What needs to be done
Every line below should be repeated exactly.

Source data
%%
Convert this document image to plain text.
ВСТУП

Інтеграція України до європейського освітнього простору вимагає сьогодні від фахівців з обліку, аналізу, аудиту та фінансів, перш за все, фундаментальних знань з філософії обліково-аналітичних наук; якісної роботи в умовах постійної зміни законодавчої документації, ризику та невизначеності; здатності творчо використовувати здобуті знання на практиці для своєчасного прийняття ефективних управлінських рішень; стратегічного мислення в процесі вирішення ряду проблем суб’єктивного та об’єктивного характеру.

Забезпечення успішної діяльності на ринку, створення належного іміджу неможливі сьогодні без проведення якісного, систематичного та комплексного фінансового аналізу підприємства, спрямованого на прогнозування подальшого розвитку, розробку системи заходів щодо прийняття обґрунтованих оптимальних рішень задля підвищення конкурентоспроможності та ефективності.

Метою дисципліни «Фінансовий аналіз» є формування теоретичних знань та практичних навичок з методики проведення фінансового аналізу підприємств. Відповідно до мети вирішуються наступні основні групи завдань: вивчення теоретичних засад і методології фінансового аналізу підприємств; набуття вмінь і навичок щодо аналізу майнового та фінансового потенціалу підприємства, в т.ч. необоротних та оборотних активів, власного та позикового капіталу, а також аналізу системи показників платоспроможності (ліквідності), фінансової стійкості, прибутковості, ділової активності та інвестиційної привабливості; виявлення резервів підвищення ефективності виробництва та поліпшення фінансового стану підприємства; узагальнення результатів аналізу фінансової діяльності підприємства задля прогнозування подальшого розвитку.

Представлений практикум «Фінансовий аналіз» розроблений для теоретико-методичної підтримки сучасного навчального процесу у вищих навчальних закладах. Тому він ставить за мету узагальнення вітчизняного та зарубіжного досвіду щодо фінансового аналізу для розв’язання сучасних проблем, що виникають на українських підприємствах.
%%
Finished exercise
Convert this document image to plain text.
ВСТУП

Інтеграція України до європейського освітнього простору вимагає сьогодні від фахівців з обліку, аналізу, аудиту та фінансів, перш за все, фундаментальних знань з філософії обліково-аналітичних наук; якісної роботи в умовах постійної зміни законодавчої документації, ризику та невизначеності; здатності творчо використовувати здобуті знання на практиці для своєчасного прийняття ефективних управлінських рішень; стратегічного мислення в процесі вирішення ряду проблем суб’єктивного та об’єктивного характеру.

Забезпечення успішної діяльності на ринку, створення належного іміджу неможливі сьогодні без проведення якісного, систематичного та комплексного фінансового аналізу підприємства, спрямованого на прогнозування подальшого розвитку, розробку системи заходів щодо прийняття обґрунтованих оптимальних рішень задля підвищення конкурентоспроможності та ефективності.

Метою дисципліни «Фінансовий аналіз» є формування теоретичних знань та практичних навичок з методики проведення фінансового аналізу підприємств. Відповідно до мети вирішуються наступні основні групи завдань: вивчення теоретичних засад і методології фінансового аналізу підприємств; набуття вмінь і навичок щодо аналізу майнового та фінансового потенціалу підприємства, в т.ч. необоротних та оборотних активів, власного та позикового капіталу, а також аналізу системи показників платоспроможності (ліквідності), фінансової стійкості, прибутковості, ділової активності та інвестиційної привабливості; виявлення резервів підвищення ефективності виробництва та поліпшення фінансового стану підприємства; узагальнення результатів аналізу фінансової діяльності підприємства задля прогнозування подальшого розвитку.

Представлений практикум «Фінансовий аналіз» розроблений для теоретико-методичної підтримки сучасного навчального процесу у вищих навчальних закладах. Тому він ставить за мету узагальнення вітчизняного та зарубіжного досвіду щодо фінансового аналізу для розв’язання сучасних проблем, що виникають на українських підприємствах.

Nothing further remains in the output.